* _Records for the exercise_:

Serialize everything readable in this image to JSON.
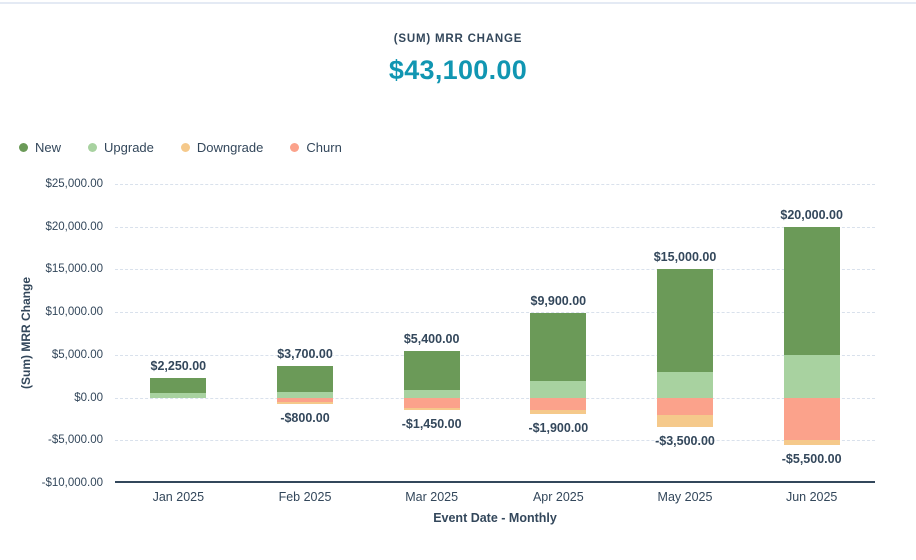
{
  "colors": {
    "text_navy": "#33475b",
    "accent_teal": "#1196b2",
    "gridline": "#d9e1ec"
  },
  "header": {
    "title": "(SUM) MRR CHANGE",
    "value": "$43,100.00"
  },
  "chart_data": {
    "type": "bar",
    "stacked": true,
    "title": "(SUM) MRR CHANGE",
    "total_value": "$43,100.00",
    "xlabel": "Event Date - Monthly",
    "ylabel": "(Sum) MRR Change",
    "ylim": [
      -10000,
      25000
    ],
    "ytick_step": 5000,
    "grid": "horizontal-dashed",
    "legend_position": "top-left",
    "categories": [
      "Jan 2025",
      "Feb 2025",
      "Mar 2025",
      "Apr 2025",
      "May 2025",
      "Jun 2025"
    ],
    "series": [
      {
        "name": "New",
        "color": "#6b9a58",
        "values": [
          1750,
          3000,
          4500,
          8000,
          12000,
          15000
        ]
      },
      {
        "name": "Upgrade",
        "color": "#a8d2a0",
        "values": [
          500,
          700,
          900,
          1900,
          3000,
          5000
        ]
      },
      {
        "name": "Downgrade",
        "color": "#f5c98b",
        "values": [
          0,
          -300,
          -250,
          -400,
          -1500,
          -500
        ]
      },
      {
        "name": "Churn",
        "color": "#fba28b",
        "values": [
          0,
          -500,
          -1200,
          -1500,
          -2000,
          -5000
        ]
      }
    ],
    "positive_totals": [
      2250,
      3700,
      5400,
      9900,
      15000,
      20000
    ],
    "negative_totals": [
      0,
      -800,
      -1450,
      -1900,
      -3500,
      -5500
    ],
    "positive_labels": [
      "$2,250.00",
      "$3,700.00",
      "$5,400.00",
      "$9,900.00",
      "$15,000.00",
      "$20,000.00"
    ],
    "negative_labels": [
      "",
      "-$800.00",
      "-$1,450.00",
      "-$1,900.00",
      "-$3,500.00",
      "-$5,500.00"
    ],
    "ytick_values": [
      25000,
      20000,
      15000,
      10000,
      5000,
      0,
      -5000,
      -10000
    ],
    "ytick_labels": [
      "$25,000.00",
      "$20,000.00",
      "$15,000.00",
      "$10,000.00",
      "$5,000.00",
      "$0.00",
      "-$5,000.00",
      "-$10,000.00"
    ]
  }
}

* _Exercise details_: Sift the material for lines with the string "name". Copy each one found.

* _Task solution_:
        "name": "New",
        "name": "Upgrade",
        "name": "Downgrade",
        "name": "Churn",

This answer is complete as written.